* **Exercise instructions**:
Reproduce each line of the material precisely.

[Records]

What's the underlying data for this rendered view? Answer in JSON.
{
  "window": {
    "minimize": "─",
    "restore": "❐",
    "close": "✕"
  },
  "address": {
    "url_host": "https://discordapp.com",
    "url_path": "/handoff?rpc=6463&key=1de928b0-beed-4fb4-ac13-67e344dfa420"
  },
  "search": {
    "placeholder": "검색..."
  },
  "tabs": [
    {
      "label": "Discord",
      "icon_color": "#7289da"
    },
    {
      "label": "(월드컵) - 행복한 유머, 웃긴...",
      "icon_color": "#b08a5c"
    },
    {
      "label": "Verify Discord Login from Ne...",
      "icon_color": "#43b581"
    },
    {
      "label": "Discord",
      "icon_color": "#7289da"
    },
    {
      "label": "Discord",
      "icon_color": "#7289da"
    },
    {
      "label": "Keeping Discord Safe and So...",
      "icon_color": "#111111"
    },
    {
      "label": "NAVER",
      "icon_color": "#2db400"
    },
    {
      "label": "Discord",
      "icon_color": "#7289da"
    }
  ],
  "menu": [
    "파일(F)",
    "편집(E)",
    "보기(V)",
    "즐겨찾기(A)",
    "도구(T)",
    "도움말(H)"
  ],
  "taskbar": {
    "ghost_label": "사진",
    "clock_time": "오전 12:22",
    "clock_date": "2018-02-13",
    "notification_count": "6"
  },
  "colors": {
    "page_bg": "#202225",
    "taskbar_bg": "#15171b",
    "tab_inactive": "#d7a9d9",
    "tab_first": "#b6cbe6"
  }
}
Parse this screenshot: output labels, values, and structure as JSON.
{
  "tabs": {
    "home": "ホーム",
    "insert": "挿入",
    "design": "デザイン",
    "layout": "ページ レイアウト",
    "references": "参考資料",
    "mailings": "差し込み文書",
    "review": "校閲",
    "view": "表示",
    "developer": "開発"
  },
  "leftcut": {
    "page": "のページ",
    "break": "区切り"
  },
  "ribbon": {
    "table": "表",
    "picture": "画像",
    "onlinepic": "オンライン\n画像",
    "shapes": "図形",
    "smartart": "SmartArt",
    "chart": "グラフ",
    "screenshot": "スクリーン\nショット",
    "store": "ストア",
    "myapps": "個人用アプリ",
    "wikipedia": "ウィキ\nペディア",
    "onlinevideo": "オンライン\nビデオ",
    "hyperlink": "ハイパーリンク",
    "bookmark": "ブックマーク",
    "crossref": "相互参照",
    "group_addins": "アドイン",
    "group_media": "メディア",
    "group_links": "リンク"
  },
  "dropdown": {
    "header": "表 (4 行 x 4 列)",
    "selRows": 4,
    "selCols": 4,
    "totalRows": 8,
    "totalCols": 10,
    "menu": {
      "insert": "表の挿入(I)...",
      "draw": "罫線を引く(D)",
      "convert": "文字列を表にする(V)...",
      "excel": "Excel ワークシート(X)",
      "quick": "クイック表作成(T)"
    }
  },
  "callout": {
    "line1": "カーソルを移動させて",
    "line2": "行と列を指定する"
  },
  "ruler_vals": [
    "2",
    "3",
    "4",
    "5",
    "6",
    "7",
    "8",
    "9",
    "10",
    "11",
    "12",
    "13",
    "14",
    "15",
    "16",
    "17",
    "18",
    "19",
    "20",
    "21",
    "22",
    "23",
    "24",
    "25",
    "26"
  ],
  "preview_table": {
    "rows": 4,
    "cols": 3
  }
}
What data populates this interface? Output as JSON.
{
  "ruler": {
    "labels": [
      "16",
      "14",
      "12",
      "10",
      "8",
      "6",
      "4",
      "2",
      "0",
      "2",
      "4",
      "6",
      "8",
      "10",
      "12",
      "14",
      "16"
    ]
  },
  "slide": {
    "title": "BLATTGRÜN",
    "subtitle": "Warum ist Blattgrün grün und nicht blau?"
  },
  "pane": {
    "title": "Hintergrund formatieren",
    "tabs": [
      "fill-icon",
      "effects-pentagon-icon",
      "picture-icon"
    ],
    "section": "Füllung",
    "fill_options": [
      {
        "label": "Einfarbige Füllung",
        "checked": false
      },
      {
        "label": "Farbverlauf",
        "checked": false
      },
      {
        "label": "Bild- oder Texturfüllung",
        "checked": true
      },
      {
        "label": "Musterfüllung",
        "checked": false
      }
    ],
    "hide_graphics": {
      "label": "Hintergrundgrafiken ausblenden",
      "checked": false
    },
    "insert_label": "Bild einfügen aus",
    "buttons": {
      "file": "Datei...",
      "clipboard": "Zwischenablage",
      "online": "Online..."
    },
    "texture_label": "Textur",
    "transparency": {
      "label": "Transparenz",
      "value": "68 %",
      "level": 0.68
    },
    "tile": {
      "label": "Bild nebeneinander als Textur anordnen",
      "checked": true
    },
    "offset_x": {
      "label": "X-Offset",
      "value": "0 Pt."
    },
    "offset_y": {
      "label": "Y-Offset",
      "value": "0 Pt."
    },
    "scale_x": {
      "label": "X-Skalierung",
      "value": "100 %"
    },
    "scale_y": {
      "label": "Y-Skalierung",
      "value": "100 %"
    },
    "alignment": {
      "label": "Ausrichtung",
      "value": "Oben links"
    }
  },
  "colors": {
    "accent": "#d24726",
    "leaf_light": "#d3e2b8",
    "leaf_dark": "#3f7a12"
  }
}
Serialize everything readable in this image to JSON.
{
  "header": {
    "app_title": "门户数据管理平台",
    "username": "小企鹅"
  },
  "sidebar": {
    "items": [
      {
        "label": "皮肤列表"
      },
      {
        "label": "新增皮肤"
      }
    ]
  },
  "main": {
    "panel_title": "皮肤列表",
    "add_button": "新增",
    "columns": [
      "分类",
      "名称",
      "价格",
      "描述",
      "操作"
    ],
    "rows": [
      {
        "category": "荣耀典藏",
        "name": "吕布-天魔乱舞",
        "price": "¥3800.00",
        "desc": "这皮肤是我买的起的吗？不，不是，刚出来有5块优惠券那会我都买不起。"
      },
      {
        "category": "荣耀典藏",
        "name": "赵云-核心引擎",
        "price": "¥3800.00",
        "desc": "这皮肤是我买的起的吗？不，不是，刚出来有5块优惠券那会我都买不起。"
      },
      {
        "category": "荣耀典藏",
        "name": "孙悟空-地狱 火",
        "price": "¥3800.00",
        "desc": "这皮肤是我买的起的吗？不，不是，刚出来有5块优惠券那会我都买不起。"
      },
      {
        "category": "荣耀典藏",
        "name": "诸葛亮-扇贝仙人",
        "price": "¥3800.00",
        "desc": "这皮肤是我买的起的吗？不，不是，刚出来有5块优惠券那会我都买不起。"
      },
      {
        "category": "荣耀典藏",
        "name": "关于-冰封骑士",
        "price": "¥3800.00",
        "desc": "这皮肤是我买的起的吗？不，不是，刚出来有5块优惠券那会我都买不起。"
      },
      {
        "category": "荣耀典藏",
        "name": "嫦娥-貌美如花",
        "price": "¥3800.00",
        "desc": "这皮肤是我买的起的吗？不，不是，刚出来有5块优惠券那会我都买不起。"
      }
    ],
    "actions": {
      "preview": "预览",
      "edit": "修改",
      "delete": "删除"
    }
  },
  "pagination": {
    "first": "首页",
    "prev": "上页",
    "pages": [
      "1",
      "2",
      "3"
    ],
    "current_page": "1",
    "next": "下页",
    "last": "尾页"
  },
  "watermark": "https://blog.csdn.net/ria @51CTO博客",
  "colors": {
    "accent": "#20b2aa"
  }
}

* **Exercise response**:
What's the underlying data for this rendered view? Answer in JSON.
{
  "window": {
    "minimize": "─",
    "restore": "❐",
    "close": "✕"
  },
  "address": {
    "url_host": "https://discordapp.com",
    "url_path": "/handoff?rpc=6463&key=1de928b0-beed-4fb4-ac13-67e344dfa420"
  },
  "search": {
    "placeholder": "검색..."
  },
  "tabs": [
    {
      "label": "Discord",
      "icon_color": "#7289da"
    },
    {
      "label": "(월드컵) - 행복한 유머, 웃긴...",
      "icon_color": "#b08a5c"
    },
    {
      "label": "Verify Discord Login from Ne...",
      "icon_color": "#43b581"
    },
    {
      "label": "Discord",
      "icon_color": "#7289da"
    },
    {
      "label": "Discord",
      "icon_color": "#7289da"
    },
    {
      "label": "Keeping Discord Safe and So...",
      "icon_color": "#111111"
    },
    {
      "label": "NAVER",
      "icon_color": "#2db400"
    },
    {
      "label": "Discord",
      "icon_color": "#7289da"
    }
  ],
  "menu": [
    "파일(F)",
    "편집(E)",
    "보기(V)",
    "즐겨찾기(A)",
    "도구(T)",
    "도움말(H)"
  ],
  "taskbar": {
    "ghost_label": "사진",
    "clock_time": "오전 12:22",
    "clock_date": "2018-02-13",
    "notification_count": "6"
  },
  "colors": {
    "page_bg": "#202225",
    "taskbar_bg": "#15171b",
    "tab_inactive": "#d7a9d9",
    "tab_first": "#b6cbe6"
  }
}
Parse this screenshot: output labels, values, and structure as JSON.
{
  "tabs": {
    "home": "ホーム",
    "insert": "挿入",
    "design": "デザイン",
    "layout": "ページ レイアウト",
    "references": "参考資料",
    "mailings": "差し込み文書",
    "review": "校閲",
    "view": "表示",
    "developer": "開発"
  },
  "leftcut": {
    "page": "のページ",
    "break": "区切り"
  },
  "ribbon": {
    "table": "表",
    "picture": "画像",
    "onlinepic": "オンライン\n画像",
    "shapes": "図形",
    "smartart": "SmartArt",
    "chart": "グラフ",
    "screenshot": "スクリーン\nショット",
    "store": "ストア",
    "myapps": "個人用アプリ",
    "wikipedia": "ウィキ\nペディア",
    "onlinevideo": "オンライン\nビデオ",
    "hyperlink": "ハイパーリンク",
    "bookmark": "ブックマーク",
    "crossref": "相互参照",
    "group_addins": "アドイン",
    "group_media": "メディア",
    "group_links": "リンク"
  },
  "dropdown": {
    "header": "表 (4 行 x 4 列)",
    "selRows": 4,
    "selCols": 4,
    "totalRows": 8,
    "totalCols": 10,
    "menu": {
      "insert": "表の挿入(I)...",
      "draw": "罫線を引く(D)",
      "convert": "文字列を表にする(V)...",
      "excel": "Excel ワークシート(X)",
      "quick": "クイック表作成(T)"
    }
  },
  "callout": {
    "line1": "カーソルを移動させて",
    "line2": "行と列を指定する"
  },
  "ruler_vals": [
    "2",
    "3",
    "4",
    "5",
    "6",
    "7",
    "8",
    "9",
    "10",
    "11",
    "12",
    "13",
    "14",
    "15",
    "16",
    "17",
    "18",
    "19",
    "20",
    "21",
    "22",
    "23",
    "24",
    "25",
    "26"
  ],
  "preview_table": {
    "rows": 4,
    "cols": 3
  }
}
What data populates this interface? Output as JSON.
{
  "ruler": {
    "labels": [
      "16",
      "14",
      "12",
      "10",
      "8",
      "6",
      "4",
      "2",
      "0",
      "2",
      "4",
      "6",
      "8",
      "10",
      "12",
      "14",
      "16"
    ]
  },
  "slide": {
    "title": "BLATTGRÜN",
    "subtitle": "Warum ist Blattgrün grün und nicht blau?"
  },
  "pane": {
    "title": "Hintergrund formatieren",
    "tabs": [
      "fill-icon",
      "effects-pentagon-icon",
      "picture-icon"
    ],
    "section": "Füllung",
    "fill_options": [
      {
        "label": "Einfarbige Füllung",
        "checked": false
      },
      {
        "label": "Farbverlauf",
        "checked": false
      },
      {
        "label": "Bild- oder Texturfüllung",
        "checked": true
      },
      {
        "label": "Musterfüllung",
        "checked": false
      }
    ],
    "hide_graphics": {
      "label": "Hintergrundgrafiken ausblenden",
      "checked": false
    },
    "insert_label": "Bild einfügen aus",
    "buttons": {
      "file": "Datei...",
      "clipboard": "Zwischenablage",
      "online": "Online..."
    },
    "texture_label": "Textur",
    "transparency": {
      "label": "Transparenz",
      "value": "68 %",
      "level": 0.68
    },
    "tile": {
      "label": "Bild nebeneinander als Textur anordnen",
      "checked": true
    },
    "offset_x": {
      "label": "X-Offset",
      "value": "0 Pt."
    },
    "offset_y": {
      "label": "Y-Offset",
      "value": "0 Pt."
    },
    "scale_x": {
      "label": "X-Skalierung",
      "value": "100 %"
    },
    "scale_y": {
      "label": "Y-Skalierung",
      "value": "100 %"
    },
    "alignment": {
      "label": "Ausrichtung",
      "value": "Oben links"
    }
  },
  "colors": {
    "accent": "#d24726",
    "leaf_light": "#d3e2b8",
    "leaf_dark": "#3f7a12"
  }
}
Serialize everything readable in this image to JSON.
{
  "header": {
    "app_title": "门户数据管理平台",
    "username": "小企鹅"
  },
  "sidebar": {
    "items": [
      {
        "label": "皮肤列表"
      },
      {
        "label": "新增皮肤"
      }
    ]
  },
  "main": {
    "panel_title": "皮肤列表",
    "add_button": "新增",
    "columns": [
      "分类",
      "名称",
      "价格",
      "描述",
      "操作"
    ],
    "rows": [
      {
        "category": "荣耀典藏",
        "name": "吕布-天魔乱舞",
        "price": "¥3800.00",
        "desc": "这皮肤是我买的起的吗？不，不是，刚出来有5块优惠券那会我都买不起。"
      },
      {
        "category": "荣耀典藏",
        "name": "赵云-核心引擎",
        "price": "¥3800.00",
        "desc": "这皮肤是我买的起的吗？不，不是，刚出来有5块优惠券那会我都买不起。"
      },
      {
        "category": "荣耀典藏",
        "name": "孙悟空-地狱 火",
        "price": "¥3800.00",
        "desc": "这皮肤是我买的起的吗？不，不是，刚出来有5块优惠券那会我都买不起。"
      },
      {
        "category": "荣耀典藏",
        "name": "诸葛亮-扇贝仙人",
        "price": "¥3800.00",
        "desc": "这皮肤是我买的起的吗？不，不是，刚出来有5块优惠券那会我都买不起。"
      },
      {
        "category": "荣耀典藏",
        "name": "关于-冰封骑士",
        "price": "¥3800.00",
        "desc": "这皮肤是我买的起的吗？不，不是，刚出来有5块优惠券那会我都买不起。"
      },
      {
        "category": "荣耀典藏",
        "name": "嫦娥-貌美如花",
        "price": "¥3800.00",
        "desc": "这皮肤是我买的起的吗？不，不是，刚出来有5块优惠券那会我都买不起。"
      }
    ],
    "actions": {
      "preview": "预览",
      "edit": "修改",
      "delete": "删除"
    }
  },
  "pagination": {
    "first": "首页",
    "prev": "上页",
    "pages": [
      "1",
      "2",
      "3"
    ],
    "current_page": "1",
    "next": "下页",
    "last": "尾页"
  },
  "watermark": "https://blog.csdn.net/ria @51CTO博客",
  "colors": {
    "accent": "#20b2aa"
  }
}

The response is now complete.